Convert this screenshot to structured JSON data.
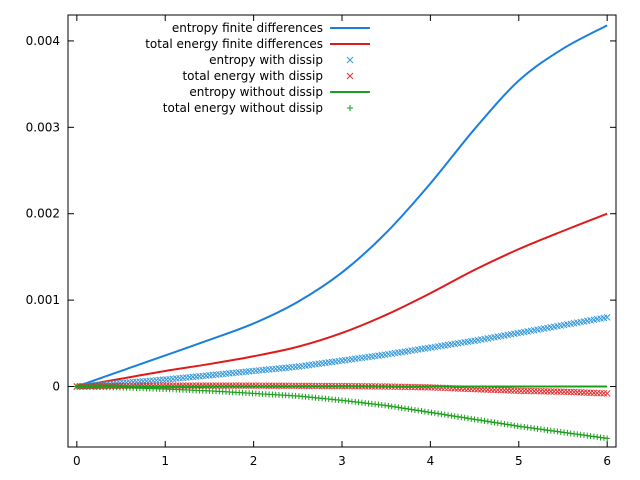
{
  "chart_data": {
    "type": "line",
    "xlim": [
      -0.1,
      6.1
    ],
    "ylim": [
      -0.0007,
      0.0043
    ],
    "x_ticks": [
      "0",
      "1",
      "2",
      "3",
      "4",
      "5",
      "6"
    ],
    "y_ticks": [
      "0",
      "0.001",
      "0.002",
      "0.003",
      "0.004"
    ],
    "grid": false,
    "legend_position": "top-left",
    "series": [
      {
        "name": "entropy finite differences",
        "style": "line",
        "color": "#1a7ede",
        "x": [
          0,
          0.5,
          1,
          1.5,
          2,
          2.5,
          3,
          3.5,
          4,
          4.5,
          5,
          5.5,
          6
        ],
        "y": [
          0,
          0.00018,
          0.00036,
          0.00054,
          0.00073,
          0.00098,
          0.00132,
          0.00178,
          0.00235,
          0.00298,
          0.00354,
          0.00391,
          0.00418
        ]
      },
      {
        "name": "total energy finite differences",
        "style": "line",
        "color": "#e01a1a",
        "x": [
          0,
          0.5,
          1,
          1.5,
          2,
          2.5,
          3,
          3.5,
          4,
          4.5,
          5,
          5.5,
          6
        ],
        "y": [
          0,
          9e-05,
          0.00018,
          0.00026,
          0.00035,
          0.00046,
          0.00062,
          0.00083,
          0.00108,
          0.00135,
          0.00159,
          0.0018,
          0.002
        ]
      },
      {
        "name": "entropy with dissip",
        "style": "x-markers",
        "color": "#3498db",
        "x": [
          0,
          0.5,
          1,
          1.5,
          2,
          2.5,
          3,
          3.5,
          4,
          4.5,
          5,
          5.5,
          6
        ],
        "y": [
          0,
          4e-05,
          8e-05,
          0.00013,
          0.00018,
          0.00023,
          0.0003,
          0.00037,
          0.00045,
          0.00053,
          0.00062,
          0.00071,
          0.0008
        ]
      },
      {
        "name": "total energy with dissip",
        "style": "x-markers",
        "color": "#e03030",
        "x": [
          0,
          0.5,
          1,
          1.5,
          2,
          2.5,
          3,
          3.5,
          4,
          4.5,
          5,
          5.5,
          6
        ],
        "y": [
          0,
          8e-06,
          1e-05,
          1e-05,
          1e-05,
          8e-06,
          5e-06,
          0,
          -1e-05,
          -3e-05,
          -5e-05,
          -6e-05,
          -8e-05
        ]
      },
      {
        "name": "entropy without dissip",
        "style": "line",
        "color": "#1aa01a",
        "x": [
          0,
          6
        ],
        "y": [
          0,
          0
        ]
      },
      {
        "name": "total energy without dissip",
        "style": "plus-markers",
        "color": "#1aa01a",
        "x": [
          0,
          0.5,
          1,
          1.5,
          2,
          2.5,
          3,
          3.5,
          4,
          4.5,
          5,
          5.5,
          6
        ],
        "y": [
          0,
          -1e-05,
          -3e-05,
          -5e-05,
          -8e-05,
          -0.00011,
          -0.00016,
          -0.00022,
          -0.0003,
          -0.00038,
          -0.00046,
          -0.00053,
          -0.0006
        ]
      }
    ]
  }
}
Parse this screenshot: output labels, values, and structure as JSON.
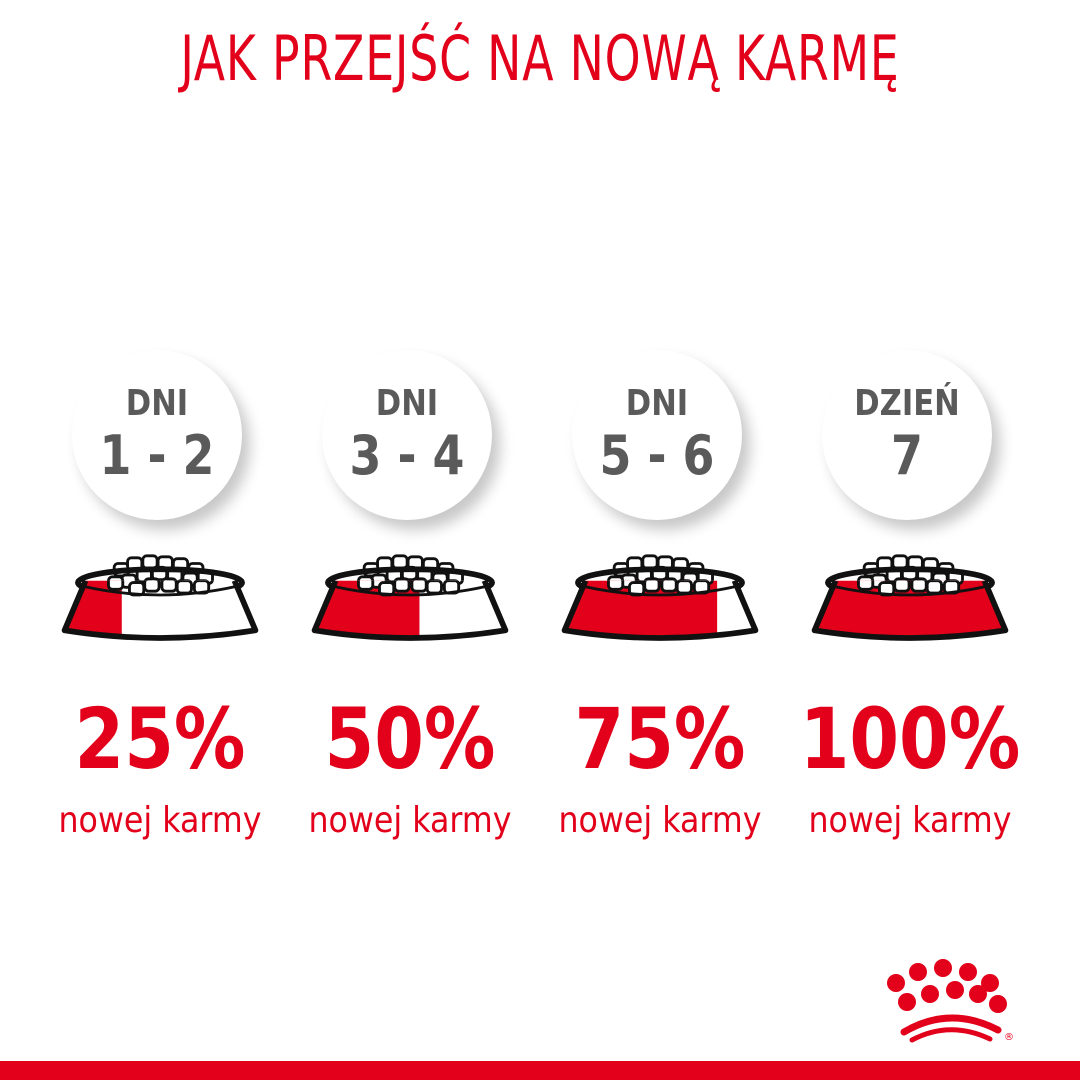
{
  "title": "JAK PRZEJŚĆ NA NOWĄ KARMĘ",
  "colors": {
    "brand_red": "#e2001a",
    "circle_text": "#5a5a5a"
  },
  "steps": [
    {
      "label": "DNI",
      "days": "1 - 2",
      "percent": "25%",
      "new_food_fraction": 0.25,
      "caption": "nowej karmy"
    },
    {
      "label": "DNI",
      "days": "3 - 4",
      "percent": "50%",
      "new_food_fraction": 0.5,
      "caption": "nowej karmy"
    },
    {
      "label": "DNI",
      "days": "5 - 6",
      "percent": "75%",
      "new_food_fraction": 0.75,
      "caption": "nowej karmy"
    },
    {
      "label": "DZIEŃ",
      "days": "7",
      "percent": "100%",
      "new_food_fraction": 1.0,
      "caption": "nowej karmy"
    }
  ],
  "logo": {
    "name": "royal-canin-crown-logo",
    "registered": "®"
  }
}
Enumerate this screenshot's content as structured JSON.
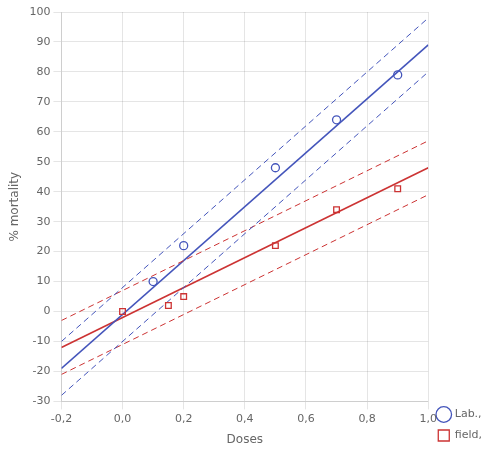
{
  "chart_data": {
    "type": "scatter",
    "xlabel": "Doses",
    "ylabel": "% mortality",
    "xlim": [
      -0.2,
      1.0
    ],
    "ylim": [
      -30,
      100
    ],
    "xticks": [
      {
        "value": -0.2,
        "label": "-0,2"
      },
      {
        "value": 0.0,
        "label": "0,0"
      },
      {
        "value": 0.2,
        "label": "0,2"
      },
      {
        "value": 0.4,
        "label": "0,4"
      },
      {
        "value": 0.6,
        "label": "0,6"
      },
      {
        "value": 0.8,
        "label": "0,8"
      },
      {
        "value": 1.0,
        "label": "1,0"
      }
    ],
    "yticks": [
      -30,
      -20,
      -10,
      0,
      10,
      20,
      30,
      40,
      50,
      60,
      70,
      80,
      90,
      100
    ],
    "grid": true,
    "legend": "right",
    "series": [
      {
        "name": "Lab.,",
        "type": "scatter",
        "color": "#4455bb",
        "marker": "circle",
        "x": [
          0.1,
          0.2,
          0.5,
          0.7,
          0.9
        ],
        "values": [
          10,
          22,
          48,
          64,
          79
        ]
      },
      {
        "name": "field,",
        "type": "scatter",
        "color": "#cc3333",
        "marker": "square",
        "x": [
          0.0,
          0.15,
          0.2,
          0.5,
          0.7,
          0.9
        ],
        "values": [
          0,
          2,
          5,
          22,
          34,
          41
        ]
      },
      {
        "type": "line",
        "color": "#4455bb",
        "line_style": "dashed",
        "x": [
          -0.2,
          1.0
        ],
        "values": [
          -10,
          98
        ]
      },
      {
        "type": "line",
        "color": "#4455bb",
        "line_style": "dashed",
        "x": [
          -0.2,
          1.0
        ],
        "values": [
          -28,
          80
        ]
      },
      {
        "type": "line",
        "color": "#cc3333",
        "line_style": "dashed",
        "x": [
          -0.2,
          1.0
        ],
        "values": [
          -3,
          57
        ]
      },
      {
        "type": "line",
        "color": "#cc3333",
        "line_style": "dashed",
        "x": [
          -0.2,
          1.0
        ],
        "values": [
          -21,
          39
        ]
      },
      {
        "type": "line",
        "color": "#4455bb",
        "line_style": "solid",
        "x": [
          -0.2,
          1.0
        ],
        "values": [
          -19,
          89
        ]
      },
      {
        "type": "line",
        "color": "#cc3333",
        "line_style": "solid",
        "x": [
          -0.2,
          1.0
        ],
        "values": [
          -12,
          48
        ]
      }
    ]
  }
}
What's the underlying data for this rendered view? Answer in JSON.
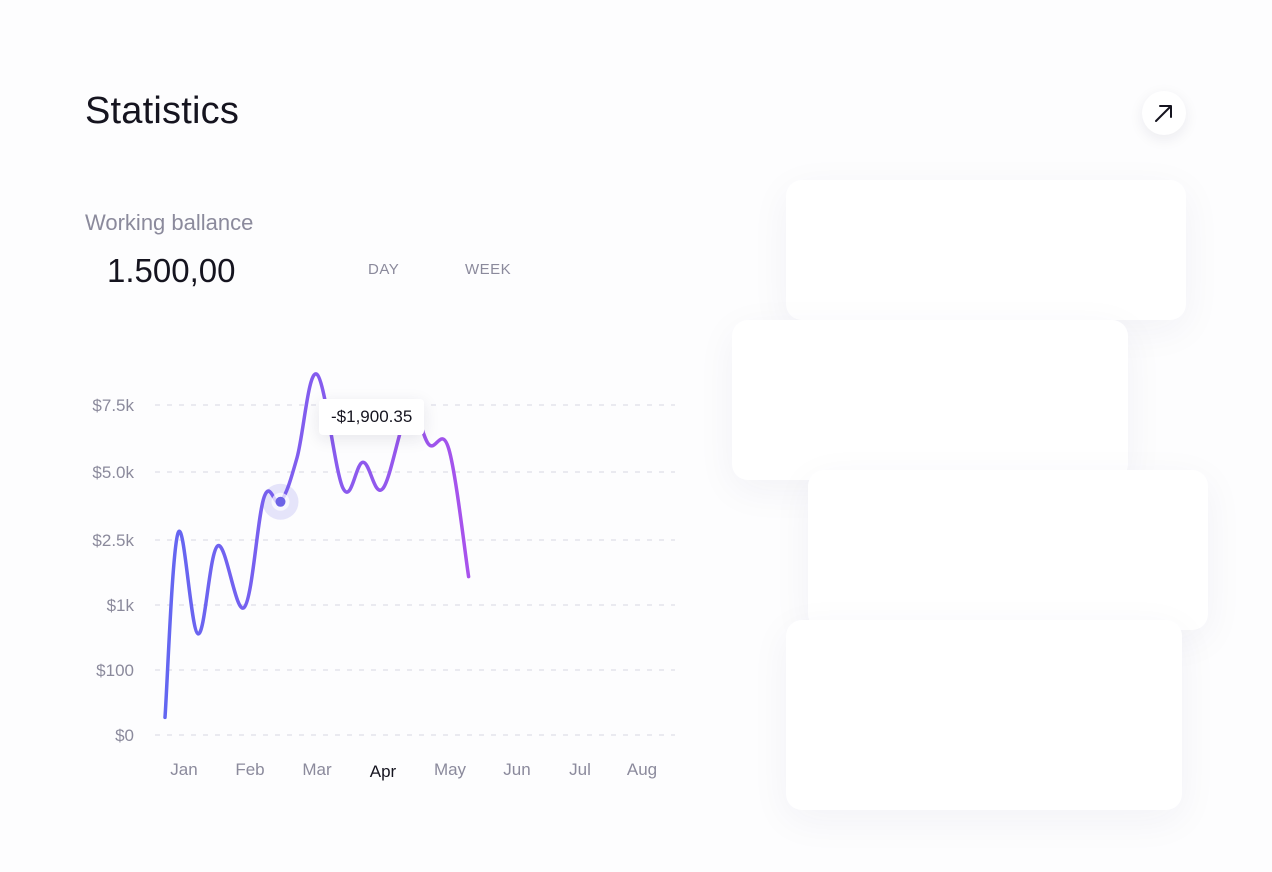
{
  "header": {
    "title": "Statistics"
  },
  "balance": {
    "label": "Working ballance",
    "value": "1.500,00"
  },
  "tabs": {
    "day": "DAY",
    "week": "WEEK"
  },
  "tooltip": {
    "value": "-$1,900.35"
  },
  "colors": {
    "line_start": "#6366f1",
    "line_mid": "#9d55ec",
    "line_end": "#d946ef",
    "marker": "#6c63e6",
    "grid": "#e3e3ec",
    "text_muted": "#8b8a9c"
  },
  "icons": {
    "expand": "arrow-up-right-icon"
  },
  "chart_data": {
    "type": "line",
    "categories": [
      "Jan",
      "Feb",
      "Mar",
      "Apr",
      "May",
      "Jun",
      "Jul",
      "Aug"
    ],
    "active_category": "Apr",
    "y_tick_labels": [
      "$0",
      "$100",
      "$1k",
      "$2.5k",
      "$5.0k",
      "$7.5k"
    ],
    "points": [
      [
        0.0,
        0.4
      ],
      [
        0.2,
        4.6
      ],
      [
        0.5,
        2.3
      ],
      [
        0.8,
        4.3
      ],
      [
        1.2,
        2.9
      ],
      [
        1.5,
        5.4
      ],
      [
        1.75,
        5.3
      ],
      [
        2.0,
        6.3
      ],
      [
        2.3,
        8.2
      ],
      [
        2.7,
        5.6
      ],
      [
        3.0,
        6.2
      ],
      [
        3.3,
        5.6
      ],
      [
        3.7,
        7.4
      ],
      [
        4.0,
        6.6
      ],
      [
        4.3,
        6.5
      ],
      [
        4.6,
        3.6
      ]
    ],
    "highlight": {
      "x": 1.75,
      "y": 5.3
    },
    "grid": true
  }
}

- - -

> **SET PROBLEM**: Find every line above that contains the word "this", and return each one.

> **TASK RESPONSE**:
Convert this screenshot to structured JSON data.
Parse this screenshot: output labels, values, and structure as JSON.
Enumerate this screenshot's content as structured JSON.
What's the underlying data for this rendered view? Answer in JSON.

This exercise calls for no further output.